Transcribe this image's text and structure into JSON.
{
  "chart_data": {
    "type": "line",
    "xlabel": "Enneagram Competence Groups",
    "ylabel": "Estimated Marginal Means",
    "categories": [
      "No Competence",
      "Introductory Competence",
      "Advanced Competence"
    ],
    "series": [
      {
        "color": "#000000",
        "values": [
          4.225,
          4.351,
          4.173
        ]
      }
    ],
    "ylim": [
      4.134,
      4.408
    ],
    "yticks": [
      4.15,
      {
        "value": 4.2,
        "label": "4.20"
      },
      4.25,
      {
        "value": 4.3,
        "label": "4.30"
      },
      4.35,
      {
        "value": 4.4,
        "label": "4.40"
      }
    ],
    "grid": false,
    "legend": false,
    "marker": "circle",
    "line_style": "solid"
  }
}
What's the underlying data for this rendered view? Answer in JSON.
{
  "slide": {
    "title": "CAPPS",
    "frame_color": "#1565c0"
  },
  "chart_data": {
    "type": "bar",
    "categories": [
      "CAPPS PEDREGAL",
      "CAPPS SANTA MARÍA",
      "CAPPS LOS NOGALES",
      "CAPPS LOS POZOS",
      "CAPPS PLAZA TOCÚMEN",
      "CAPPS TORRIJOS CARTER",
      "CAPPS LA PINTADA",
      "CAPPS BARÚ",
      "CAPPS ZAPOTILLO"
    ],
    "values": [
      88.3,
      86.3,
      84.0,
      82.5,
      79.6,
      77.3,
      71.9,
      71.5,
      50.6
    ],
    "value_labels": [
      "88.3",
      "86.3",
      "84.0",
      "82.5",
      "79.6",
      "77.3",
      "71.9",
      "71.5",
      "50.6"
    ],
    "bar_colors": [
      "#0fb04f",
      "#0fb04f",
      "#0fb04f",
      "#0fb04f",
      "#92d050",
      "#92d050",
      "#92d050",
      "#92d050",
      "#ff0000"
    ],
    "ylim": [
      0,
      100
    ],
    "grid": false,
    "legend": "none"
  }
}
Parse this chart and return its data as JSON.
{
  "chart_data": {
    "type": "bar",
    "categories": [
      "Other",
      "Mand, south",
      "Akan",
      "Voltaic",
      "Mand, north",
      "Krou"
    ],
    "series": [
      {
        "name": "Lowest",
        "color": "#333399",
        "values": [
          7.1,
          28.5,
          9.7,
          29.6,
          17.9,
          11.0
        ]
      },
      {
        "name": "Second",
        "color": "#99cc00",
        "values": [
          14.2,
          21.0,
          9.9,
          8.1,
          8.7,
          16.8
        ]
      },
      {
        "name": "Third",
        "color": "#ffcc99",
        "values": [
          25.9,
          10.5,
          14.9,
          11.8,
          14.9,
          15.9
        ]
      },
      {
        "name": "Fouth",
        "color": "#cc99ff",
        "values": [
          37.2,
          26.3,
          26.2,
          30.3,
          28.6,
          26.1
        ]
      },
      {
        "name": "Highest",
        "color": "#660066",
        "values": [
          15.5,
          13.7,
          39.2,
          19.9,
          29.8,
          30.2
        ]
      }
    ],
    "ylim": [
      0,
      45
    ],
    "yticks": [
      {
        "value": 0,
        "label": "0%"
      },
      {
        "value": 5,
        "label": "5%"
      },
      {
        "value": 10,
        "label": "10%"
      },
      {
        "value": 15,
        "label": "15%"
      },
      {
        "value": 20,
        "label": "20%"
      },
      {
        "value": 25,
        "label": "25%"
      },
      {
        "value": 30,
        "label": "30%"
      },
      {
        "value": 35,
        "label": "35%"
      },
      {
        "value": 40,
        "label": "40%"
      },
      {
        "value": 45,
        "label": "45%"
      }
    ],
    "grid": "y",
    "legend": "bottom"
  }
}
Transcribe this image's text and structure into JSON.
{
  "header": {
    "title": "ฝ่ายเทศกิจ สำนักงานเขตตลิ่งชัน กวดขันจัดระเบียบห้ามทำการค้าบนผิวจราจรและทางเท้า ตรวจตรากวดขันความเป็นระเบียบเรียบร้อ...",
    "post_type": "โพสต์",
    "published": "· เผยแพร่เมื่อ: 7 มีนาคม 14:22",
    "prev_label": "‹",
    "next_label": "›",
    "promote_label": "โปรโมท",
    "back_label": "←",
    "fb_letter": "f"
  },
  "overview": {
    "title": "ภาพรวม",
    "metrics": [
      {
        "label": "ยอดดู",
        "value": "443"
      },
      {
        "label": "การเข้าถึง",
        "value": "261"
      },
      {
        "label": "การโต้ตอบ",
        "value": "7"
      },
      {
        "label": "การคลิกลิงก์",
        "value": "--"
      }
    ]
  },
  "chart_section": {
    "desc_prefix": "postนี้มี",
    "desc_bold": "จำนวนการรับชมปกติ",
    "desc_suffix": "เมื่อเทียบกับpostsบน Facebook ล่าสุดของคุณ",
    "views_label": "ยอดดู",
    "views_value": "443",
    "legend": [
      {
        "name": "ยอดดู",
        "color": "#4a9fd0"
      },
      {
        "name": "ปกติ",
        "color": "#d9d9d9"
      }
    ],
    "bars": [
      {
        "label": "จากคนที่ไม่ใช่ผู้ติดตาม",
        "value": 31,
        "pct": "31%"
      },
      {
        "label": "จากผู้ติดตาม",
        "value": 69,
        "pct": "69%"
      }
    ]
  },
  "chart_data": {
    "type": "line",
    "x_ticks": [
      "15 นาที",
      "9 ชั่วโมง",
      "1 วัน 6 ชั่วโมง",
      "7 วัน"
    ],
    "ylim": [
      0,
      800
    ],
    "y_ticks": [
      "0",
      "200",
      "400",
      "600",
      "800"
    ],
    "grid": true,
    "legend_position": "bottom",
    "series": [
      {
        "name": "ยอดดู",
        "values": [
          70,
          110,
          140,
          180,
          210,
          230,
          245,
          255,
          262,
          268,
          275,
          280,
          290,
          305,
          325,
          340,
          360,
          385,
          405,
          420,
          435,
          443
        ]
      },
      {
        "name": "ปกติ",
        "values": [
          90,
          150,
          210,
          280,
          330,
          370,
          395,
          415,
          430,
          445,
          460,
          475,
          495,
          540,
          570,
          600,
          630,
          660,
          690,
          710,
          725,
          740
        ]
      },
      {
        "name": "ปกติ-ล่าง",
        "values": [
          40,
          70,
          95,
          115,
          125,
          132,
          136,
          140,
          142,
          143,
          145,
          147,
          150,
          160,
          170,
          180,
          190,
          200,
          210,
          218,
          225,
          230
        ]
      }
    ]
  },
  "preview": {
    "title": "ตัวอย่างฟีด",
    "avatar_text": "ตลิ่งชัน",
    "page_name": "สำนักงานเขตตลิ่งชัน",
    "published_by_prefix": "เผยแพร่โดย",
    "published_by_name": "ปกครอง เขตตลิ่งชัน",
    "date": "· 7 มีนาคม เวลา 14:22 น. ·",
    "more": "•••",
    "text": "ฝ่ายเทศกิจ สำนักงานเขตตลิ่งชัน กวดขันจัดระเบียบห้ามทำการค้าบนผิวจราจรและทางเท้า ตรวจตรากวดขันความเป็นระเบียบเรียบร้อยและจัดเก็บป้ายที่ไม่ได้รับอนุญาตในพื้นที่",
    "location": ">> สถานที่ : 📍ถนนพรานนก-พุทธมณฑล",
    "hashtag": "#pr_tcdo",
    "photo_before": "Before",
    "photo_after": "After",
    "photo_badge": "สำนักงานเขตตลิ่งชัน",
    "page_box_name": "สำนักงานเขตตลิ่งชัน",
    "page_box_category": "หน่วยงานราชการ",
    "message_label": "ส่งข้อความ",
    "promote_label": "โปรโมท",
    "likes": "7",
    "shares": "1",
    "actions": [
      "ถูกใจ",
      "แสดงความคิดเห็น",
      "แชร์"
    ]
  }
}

# # #

Exercise description
Give every line of the material again, exactly as it reads.

Response to the exercise
Transcribe this image's text and structure into JSON.
{
  "chart_data": {
    "type": "line",
    "xlabel": "Enneagram Competence Groups",
    "ylabel": "Estimated Marginal Means",
    "categories": [
      "No Competence",
      "Introductory Competence",
      "Advanced Competence"
    ],
    "series": [
      {
        "color": "#000000",
        "values": [
          4.225,
          4.351,
          4.173
        ]
      }
    ],
    "ylim": [
      4.134,
      4.408
    ],
    "yticks": [
      4.15,
      {
        "value": 4.2,
        "label": "4.20"
      },
      4.25,
      {
        "value": 4.3,
        "label": "4.30"
      },
      4.35,
      {
        "value": 4.4,
        "label": "4.40"
      }
    ],
    "grid": false,
    "legend": false,
    "marker": "circle",
    "line_style": "solid"
  }
}
What's the underlying data for this rendered view? Answer in JSON.
{
  "slide": {
    "title": "CAPPS",
    "frame_color": "#1565c0"
  },
  "chart_data": {
    "type": "bar",
    "categories": [
      "CAPPS PEDREGAL",
      "CAPPS SANTA MARÍA",
      "CAPPS LOS NOGALES",
      "CAPPS LOS POZOS",
      "CAPPS PLAZA TOCÚMEN",
      "CAPPS TORRIJOS CARTER",
      "CAPPS LA PINTADA",
      "CAPPS BARÚ",
      "CAPPS ZAPOTILLO"
    ],
    "values": [
      88.3,
      86.3,
      84.0,
      82.5,
      79.6,
      77.3,
      71.9,
      71.5,
      50.6
    ],
    "value_labels": [
      "88.3",
      "86.3",
      "84.0",
      "82.5",
      "79.6",
      "77.3",
      "71.9",
      "71.5",
      "50.6"
    ],
    "bar_colors": [
      "#0fb04f",
      "#0fb04f",
      "#0fb04f",
      "#0fb04f",
      "#92d050",
      "#92d050",
      "#92d050",
      "#92d050",
      "#ff0000"
    ],
    "ylim": [
      0,
      100
    ],
    "grid": false,
    "legend": "none"
  }
}
Parse this chart and return its data as JSON.
{
  "chart_data": {
    "type": "bar",
    "categories": [
      "Other",
      "Mand, south",
      "Akan",
      "Voltaic",
      "Mand, north",
      "Krou"
    ],
    "series": [
      {
        "name": "Lowest",
        "color": "#333399",
        "values": [
          7.1,
          28.5,
          9.7,
          29.6,
          17.9,
          11.0
        ]
      },
      {
        "name": "Second",
        "color": "#99cc00",
        "values": [
          14.2,
          21.0,
          9.9,
          8.1,
          8.7,
          16.8
        ]
      },
      {
        "name": "Third",
        "color": "#ffcc99",
        "values": [
          25.9,
          10.5,
          14.9,
          11.8,
          14.9,
          15.9
        ]
      },
      {
        "name": "Fouth",
        "color": "#cc99ff",
        "values": [
          37.2,
          26.3,
          26.2,
          30.3,
          28.6,
          26.1
        ]
      },
      {
        "name": "Highest",
        "color": "#660066",
        "values": [
          15.5,
          13.7,
          39.2,
          19.9,
          29.8,
          30.2
        ]
      }
    ],
    "ylim": [
      0,
      45
    ],
    "yticks": [
      {
        "value": 0,
        "label": "0%"
      },
      {
        "value": 5,
        "label": "5%"
      },
      {
        "value": 10,
        "label": "10%"
      },
      {
        "value": 15,
        "label": "15%"
      },
      {
        "value": 20,
        "label": "20%"
      },
      {
        "value": 25,
        "label": "25%"
      },
      {
        "value": 30,
        "label": "30%"
      },
      {
        "value": 35,
        "label": "35%"
      },
      {
        "value": 40,
        "label": "40%"
      },
      {
        "value": 45,
        "label": "45%"
      }
    ],
    "grid": "y",
    "legend": "bottom"
  }
}
Transcribe this image's text and structure into JSON.
{
  "header": {
    "title": "ฝ่ายเทศกิจ สำนักงานเขตตลิ่งชัน กวดขันจัดระเบียบห้ามทำการค้าบนผิวจราจรและทางเท้า ตรวจตรากวดขันความเป็นระเบียบเรียบร้อ...",
    "post_type": "โพสต์",
    "published": "· เผยแพร่เมื่อ: 7 มีนาคม 14:22",
    "prev_label": "‹",
    "next_label": "›",
    "promote_label": "โปรโมท",
    "back_label": "←",
    "fb_letter": "f"
  },
  "overview": {
    "title": "ภาพรวม",
    "metrics": [
      {
        "label": "ยอดดู",
        "value": "443"
      },
      {
        "label": "การเข้าถึง",
        "value": "261"
      },
      {
        "label": "การโต้ตอบ",
        "value": "7"
      },
      {
        "label": "การคลิกลิงก์",
        "value": "--"
      }
    ]
  },
  "chart_section": {
    "desc_prefix": "postนี้มี",
    "desc_bold": "จำนวนการรับชมปกติ",
    "desc_suffix": "เมื่อเทียบกับpostsบน Facebook ล่าสุดของคุณ",
    "views_label": "ยอดดู",
    "views_value": "443",
    "legend": [
      {
        "name": "ยอดดู",
        "color": "#4a9fd0"
      },
      {
        "name": "ปกติ",
        "color": "#d9d9d9"
      }
    ],
    "bars": [
      {
        "label": "จากคนที่ไม่ใช่ผู้ติดตาม",
        "value": 31,
        "pct": "31%"
      },
      {
        "label": "จากผู้ติดตาม",
        "value": 69,
        "pct": "69%"
      }
    ]
  },
  "chart_data": {
    "type": "line",
    "x_ticks": [
      "15 นาที",
      "9 ชั่วโมง",
      "1 วัน 6 ชั่วโมง",
      "7 วัน"
    ],
    "ylim": [
      0,
      800
    ],
    "y_ticks": [
      "0",
      "200",
      "400",
      "600",
      "800"
    ],
    "grid": true,
    "legend_position": "bottom",
    "series": [
      {
        "name": "ยอดดู",
        "values": [
          70,
          110,
          140,
          180,
          210,
          230,
          245,
          255,
          262,
          268,
          275,
          280,
          290,
          305,
          325,
          340,
          360,
          385,
          405,
          420,
          435,
          443
        ]
      },
      {
        "name": "ปกติ",
        "values": [
          90,
          150,
          210,
          280,
          330,
          370,
          395,
          415,
          430,
          445,
          460,
          475,
          495,
          540,
          570,
          600,
          630,
          660,
          690,
          710,
          725,
          740
        ]
      },
      {
        "name": "ปกติ-ล่าง",
        "values": [
          40,
          70,
          95,
          115,
          125,
          132,
          136,
          140,
          142,
          143,
          145,
          147,
          150,
          160,
          170,
          180,
          190,
          200,
          210,
          218,
          225,
          230
        ]
      }
    ]
  },
  "preview": {
    "title": "ตัวอย่างฟีด",
    "avatar_text": "ตลิ่งชัน",
    "page_name": "สำนักงานเขตตลิ่งชัน",
    "published_by_prefix": "เผยแพร่โดย",
    "published_by_name": "ปกครอง เขตตลิ่งชัน",
    "date": "· 7 มีนาคม เวลา 14:22 น. ·",
    "more": "•••",
    "text": "ฝ่ายเทศกิจ สำนักงานเขตตลิ่งชัน กวดขันจัดระเบียบห้ามทำการค้าบนผิวจราจรและทางเท้า ตรวจตรากวดขันความเป็นระเบียบเรียบร้อยและจัดเก็บป้ายที่ไม่ได้รับอนุญาตในพื้นที่",
    "location": ">> สถานที่ : 📍ถนนพรานนก-พุทธมณฑล",
    "hashtag": "#pr_tcdo",
    "photo_before": "Before",
    "photo_after": "After",
    "photo_badge": "สำนักงานเขตตลิ่งชัน",
    "page_box_name": "สำนักงานเขตตลิ่งชัน",
    "page_box_category": "หน่วยงานราชการ",
    "message_label": "ส่งข้อความ",
    "promote_label": "โปรโมท",
    "likes": "7",
    "shares": "1",
    "actions": [
      "ถูกใจ",
      "แสดงความคิดเห็น",
      "แชร์"
    ]
  }
}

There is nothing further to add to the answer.